* **SET PROBLEM**
Report how many lines in the records below contain the word "development". Give only the number.

* **TASK INPUTS**
— Begin —
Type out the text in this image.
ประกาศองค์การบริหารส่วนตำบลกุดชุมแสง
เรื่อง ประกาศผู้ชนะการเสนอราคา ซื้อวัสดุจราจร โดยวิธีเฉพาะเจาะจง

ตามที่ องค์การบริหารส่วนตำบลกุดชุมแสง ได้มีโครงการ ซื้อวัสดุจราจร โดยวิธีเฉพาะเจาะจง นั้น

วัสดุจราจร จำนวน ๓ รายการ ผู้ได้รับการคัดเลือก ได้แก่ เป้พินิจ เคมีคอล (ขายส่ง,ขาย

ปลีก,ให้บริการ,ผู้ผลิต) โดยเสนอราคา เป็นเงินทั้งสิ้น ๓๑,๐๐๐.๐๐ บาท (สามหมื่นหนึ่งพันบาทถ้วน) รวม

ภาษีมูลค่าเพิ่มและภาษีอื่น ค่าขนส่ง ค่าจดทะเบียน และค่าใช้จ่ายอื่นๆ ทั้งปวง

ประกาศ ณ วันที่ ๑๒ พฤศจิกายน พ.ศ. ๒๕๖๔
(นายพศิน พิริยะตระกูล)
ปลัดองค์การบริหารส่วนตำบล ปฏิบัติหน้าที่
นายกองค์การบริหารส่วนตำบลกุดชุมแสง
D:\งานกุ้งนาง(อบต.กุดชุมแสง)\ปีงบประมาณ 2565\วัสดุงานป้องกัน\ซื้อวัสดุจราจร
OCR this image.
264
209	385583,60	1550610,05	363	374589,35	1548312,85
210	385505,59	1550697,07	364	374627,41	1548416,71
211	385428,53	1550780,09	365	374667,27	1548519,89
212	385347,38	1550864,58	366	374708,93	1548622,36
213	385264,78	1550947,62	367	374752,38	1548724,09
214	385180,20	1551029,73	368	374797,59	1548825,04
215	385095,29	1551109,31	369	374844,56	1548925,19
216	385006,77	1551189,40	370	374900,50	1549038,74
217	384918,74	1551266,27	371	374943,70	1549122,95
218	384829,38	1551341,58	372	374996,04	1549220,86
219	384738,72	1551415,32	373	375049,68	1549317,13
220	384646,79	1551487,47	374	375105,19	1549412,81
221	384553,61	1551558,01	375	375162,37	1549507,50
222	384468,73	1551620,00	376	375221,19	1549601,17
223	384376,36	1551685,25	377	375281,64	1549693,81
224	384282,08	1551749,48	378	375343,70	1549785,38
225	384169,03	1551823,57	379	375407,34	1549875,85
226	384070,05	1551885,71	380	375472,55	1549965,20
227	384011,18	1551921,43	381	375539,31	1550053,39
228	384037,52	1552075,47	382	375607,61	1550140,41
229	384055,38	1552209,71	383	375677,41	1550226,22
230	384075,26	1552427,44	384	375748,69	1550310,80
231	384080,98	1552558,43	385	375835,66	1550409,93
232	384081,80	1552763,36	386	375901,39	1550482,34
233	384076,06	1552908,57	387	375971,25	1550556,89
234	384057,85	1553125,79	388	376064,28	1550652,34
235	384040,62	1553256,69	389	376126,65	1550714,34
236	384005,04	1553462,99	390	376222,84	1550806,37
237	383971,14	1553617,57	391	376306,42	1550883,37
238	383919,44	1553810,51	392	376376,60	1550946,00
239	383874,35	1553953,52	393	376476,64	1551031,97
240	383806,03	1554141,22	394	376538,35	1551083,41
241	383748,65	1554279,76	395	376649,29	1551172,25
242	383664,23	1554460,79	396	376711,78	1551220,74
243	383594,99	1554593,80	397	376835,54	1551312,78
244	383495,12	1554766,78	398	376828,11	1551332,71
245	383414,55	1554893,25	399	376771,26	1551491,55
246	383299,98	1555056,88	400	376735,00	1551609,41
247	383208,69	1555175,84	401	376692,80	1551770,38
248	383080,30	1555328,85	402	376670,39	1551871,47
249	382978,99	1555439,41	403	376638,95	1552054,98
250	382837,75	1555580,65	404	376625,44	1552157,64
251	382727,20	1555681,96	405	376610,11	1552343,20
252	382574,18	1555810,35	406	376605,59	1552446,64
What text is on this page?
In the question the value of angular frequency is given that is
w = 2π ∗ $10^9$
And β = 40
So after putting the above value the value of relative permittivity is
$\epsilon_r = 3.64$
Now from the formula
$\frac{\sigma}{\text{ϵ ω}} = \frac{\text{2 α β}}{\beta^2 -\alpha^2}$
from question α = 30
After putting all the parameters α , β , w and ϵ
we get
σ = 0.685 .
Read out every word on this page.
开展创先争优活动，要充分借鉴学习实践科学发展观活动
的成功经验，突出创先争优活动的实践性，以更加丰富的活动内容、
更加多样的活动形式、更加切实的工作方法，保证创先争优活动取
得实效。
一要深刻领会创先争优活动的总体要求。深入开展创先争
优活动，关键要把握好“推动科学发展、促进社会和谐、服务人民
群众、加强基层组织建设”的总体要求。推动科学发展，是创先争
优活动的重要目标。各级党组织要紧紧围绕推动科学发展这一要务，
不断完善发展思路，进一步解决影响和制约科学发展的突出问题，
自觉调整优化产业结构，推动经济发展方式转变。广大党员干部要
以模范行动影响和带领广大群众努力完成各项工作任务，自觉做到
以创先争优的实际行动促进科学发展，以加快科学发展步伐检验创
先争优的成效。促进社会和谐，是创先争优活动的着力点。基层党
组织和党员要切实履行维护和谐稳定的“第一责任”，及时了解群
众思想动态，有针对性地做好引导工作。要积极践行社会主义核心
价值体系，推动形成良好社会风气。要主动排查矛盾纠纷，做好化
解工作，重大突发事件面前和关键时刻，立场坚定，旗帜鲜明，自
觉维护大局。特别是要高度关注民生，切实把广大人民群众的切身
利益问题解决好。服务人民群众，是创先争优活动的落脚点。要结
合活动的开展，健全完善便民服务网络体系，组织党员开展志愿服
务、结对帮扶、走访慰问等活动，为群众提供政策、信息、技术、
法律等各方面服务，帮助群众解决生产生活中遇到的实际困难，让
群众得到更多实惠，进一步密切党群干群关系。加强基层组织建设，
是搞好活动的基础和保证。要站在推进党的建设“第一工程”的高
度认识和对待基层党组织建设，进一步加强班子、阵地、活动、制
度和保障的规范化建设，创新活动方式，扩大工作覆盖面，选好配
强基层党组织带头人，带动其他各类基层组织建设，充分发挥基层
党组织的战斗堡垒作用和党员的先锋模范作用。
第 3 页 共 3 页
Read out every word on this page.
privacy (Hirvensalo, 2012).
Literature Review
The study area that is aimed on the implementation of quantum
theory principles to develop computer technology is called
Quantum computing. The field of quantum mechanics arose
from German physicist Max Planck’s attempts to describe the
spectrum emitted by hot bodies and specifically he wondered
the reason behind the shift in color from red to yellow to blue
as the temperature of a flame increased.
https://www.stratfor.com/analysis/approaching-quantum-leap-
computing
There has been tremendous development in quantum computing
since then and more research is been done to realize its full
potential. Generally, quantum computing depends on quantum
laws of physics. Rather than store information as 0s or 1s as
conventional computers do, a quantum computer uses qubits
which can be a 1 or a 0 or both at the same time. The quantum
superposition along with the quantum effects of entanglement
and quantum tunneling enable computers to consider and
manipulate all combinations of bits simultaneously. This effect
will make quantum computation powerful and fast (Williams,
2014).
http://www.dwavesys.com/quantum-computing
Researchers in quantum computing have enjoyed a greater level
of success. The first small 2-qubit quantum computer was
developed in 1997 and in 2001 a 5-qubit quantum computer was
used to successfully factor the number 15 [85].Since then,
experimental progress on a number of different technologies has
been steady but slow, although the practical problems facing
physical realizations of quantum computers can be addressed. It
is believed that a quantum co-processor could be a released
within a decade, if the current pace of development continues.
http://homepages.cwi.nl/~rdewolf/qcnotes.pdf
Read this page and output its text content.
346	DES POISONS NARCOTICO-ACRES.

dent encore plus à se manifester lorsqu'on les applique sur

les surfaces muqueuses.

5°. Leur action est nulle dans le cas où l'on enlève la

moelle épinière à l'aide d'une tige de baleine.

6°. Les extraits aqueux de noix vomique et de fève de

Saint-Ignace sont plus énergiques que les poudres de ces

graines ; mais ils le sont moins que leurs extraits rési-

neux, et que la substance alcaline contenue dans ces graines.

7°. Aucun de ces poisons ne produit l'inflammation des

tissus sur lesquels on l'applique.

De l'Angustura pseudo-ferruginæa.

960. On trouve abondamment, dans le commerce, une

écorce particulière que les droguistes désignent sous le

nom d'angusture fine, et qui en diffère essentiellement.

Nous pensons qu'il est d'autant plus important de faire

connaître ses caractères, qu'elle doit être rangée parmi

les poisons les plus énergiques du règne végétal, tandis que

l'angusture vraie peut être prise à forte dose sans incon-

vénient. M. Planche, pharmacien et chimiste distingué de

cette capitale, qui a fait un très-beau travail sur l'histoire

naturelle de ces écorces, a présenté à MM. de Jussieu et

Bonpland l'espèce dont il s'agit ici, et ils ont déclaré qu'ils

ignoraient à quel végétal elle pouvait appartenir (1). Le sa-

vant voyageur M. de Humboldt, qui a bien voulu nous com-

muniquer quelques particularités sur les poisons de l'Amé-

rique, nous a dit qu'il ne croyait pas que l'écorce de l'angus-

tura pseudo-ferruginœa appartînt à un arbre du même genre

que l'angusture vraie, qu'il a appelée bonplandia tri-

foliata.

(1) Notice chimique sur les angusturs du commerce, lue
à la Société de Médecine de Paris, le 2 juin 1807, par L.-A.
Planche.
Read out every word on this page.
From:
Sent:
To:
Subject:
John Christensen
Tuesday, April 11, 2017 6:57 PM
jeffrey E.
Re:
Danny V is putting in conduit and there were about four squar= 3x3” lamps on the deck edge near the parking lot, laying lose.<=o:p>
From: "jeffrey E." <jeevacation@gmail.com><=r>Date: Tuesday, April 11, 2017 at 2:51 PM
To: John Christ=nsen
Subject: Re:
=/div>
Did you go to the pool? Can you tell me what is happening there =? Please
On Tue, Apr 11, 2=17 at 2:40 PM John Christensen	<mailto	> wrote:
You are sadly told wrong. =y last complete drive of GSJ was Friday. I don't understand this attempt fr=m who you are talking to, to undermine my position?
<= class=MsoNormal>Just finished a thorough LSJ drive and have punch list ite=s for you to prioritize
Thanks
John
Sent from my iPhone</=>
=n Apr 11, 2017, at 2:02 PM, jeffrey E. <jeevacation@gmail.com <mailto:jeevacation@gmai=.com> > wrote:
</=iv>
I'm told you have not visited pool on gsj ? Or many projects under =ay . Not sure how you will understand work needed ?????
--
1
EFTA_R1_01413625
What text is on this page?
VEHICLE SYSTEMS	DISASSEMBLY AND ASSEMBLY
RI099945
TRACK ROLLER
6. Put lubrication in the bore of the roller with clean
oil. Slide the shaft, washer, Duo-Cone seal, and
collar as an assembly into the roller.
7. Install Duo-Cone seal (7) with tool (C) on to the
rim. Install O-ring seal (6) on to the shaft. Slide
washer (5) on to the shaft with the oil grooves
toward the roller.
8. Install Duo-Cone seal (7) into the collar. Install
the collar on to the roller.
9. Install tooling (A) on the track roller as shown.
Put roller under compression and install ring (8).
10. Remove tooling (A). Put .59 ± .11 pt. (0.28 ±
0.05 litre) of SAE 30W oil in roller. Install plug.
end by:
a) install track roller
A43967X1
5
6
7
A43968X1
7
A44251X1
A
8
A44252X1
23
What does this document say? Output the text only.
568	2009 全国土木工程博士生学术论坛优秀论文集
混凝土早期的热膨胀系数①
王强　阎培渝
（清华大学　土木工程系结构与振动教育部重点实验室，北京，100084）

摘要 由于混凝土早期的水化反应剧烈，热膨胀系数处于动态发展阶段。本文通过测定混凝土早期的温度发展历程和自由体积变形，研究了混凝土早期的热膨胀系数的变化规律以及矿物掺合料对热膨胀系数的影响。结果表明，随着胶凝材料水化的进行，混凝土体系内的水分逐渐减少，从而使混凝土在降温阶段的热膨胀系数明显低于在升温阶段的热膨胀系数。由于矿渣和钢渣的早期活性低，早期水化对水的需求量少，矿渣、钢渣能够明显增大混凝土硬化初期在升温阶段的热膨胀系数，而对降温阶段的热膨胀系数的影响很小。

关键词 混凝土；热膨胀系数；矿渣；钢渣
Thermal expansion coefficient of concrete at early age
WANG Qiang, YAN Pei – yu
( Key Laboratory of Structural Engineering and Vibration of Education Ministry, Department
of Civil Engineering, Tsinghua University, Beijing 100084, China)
— End —
* **TASK ANSWER**
2